--- Brief ---
Every line of the material is to be quoted verbatim, minus the pictures.
───── Entries shown ─────
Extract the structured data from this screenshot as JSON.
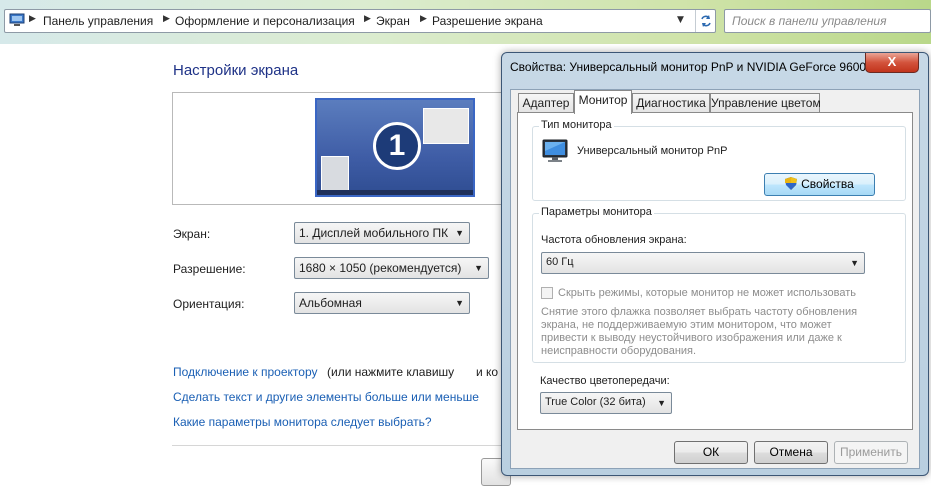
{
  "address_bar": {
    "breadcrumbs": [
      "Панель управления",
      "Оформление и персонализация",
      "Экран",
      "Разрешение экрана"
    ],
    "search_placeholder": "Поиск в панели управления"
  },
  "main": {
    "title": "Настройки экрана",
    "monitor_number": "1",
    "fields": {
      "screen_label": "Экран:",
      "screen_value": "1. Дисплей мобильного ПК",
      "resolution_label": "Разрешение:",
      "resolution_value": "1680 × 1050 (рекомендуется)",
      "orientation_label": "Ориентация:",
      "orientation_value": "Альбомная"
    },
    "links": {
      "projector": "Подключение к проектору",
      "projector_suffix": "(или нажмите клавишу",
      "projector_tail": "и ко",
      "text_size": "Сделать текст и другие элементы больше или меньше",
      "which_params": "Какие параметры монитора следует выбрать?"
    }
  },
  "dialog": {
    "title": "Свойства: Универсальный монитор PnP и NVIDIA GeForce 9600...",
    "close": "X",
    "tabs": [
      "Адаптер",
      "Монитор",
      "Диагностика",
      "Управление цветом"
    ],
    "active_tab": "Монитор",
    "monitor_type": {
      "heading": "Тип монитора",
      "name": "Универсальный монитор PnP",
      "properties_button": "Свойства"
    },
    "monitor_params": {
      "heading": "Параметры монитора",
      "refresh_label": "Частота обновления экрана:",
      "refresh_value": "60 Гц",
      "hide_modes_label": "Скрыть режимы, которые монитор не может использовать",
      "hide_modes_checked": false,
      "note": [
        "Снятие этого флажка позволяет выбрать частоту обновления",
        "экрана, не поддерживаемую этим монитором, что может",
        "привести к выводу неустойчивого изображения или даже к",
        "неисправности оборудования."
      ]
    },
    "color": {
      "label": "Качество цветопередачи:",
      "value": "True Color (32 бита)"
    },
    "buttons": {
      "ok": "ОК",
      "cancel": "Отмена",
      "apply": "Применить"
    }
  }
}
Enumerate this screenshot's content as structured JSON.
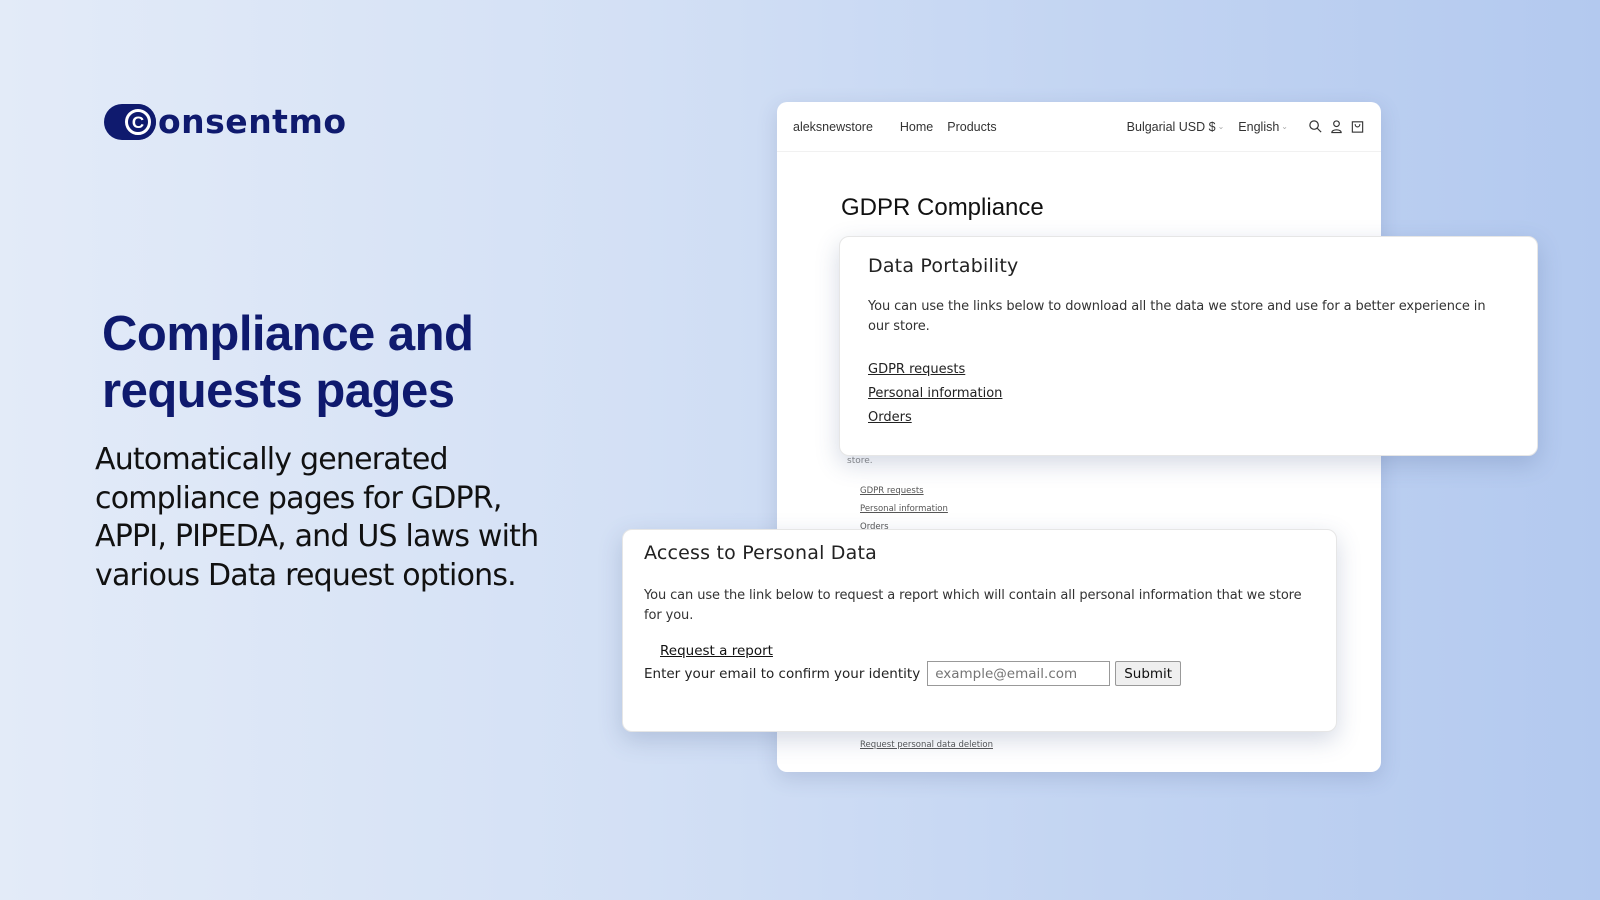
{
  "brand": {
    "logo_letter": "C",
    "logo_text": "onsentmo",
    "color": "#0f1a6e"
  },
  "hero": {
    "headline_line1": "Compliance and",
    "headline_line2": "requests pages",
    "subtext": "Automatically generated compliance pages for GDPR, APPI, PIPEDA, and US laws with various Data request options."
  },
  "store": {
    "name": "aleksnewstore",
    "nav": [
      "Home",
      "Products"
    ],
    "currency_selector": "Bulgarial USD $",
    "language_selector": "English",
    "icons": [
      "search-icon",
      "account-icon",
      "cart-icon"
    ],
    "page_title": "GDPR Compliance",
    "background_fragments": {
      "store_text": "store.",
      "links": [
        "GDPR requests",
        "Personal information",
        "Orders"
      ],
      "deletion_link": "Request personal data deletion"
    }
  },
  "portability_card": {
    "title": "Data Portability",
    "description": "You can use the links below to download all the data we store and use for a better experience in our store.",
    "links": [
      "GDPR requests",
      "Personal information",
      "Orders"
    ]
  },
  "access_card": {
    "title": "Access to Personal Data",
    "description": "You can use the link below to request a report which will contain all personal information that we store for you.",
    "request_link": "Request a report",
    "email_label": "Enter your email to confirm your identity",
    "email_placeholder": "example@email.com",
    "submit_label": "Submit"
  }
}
─────
--- Final answer ---
Extract the structured data from this screenshot as JSON.
{
  "address_bar": {
    "breadcrumbs": [
      "Панель управления",
      "Оформление и персонализация",
      "Экран",
      "Разрешение экрана"
    ],
    "search_placeholder": "Поиск в панели управления"
  },
  "main": {
    "title": "Настройки экрана",
    "monitor_number": "1",
    "fields": {
      "screen_label": "Экран:",
      "screen_value": "1. Дисплей мобильного ПК",
      "resolution_label": "Разрешение:",
      "resolution_value": "1680 × 1050 (рекомендуется)",
      "orientation_label": "Ориентация:",
      "orientation_value": "Альбомная"
    },
    "links": {
      "projector": "Подключение к проектору",
      "projector_suffix": "(или нажмите клавишу",
      "projector_tail": "и ко",
      "text_size": "Сделать текст и другие элементы больше или меньше",
      "which_params": "Какие параметры монитора следует выбрать?"
    }
  },
  "dialog": {
    "title": "Свойства: Универсальный монитор PnP и NVIDIA GeForce 9600...",
    "close": "X",
    "tabs": [
      "Адаптер",
      "Монитор",
      "Диагностика",
      "Управление цветом"
    ],
    "active_tab": "Монитор",
    "monitor_type": {
      "heading": "Тип монитора",
      "name": "Универсальный монитор PnP",
      "properties_button": "Свойства"
    },
    "monitor_params": {
      "heading": "Параметры монитора",
      "refresh_label": "Частота обновления экрана:",
      "refresh_value": "60 Гц",
      "hide_modes_label": "Скрыть режимы, которые монитор не может использовать",
      "hide_modes_checked": false,
      "note": [
        "Снятие этого флажка позволяет выбрать частоту обновления",
        "экрана, не поддерживаемую этим монитором, что может",
        "привести к выводу неустойчивого изображения или даже к",
        "неисправности оборудования."
      ]
    },
    "color": {
      "label": "Качество цветопередачи:",
      "value": "True Color (32 бита)"
    },
    "buttons": {
      "ok": "ОК",
      "cancel": "Отмена",
      "apply": "Применить"
    }
  }
}
Enumerate this screenshot's content as structured JSON.
{
  "brand": {
    "logo_letter": "C",
    "logo_text": "onsentmo",
    "color": "#0f1a6e"
  },
  "hero": {
    "headline_line1": "Compliance and",
    "headline_line2": "requests pages",
    "subtext": "Automatically generated compliance pages for GDPR, APPI, PIPEDA, and US laws with various Data request options."
  },
  "store": {
    "name": "aleksnewstore",
    "nav": [
      "Home",
      "Products"
    ],
    "currency_selector": "Bulgarial USD $",
    "language_selector": "English",
    "icons": [
      "search-icon",
      "account-icon",
      "cart-icon"
    ],
    "page_title": "GDPR Compliance",
    "background_fragments": {
      "store_text": "store.",
      "links": [
        "GDPR requests",
        "Personal information",
        "Orders"
      ],
      "deletion_link": "Request personal data deletion"
    }
  },
  "portability_card": {
    "title": "Data Portability",
    "description": "You can use the links below to download all the data we store and use for a better experience in our store.",
    "links": [
      "GDPR requests",
      "Personal information",
      "Orders"
    ]
  },
  "access_card": {
    "title": "Access to Personal Data",
    "description": "You can use the link below to request a report which will contain all personal information that we store for you.",
    "request_link": "Request a report",
    "email_label": "Enter your email to confirm your identity",
    "email_placeholder": "example@email.com",
    "submit_label": "Submit"
  }
}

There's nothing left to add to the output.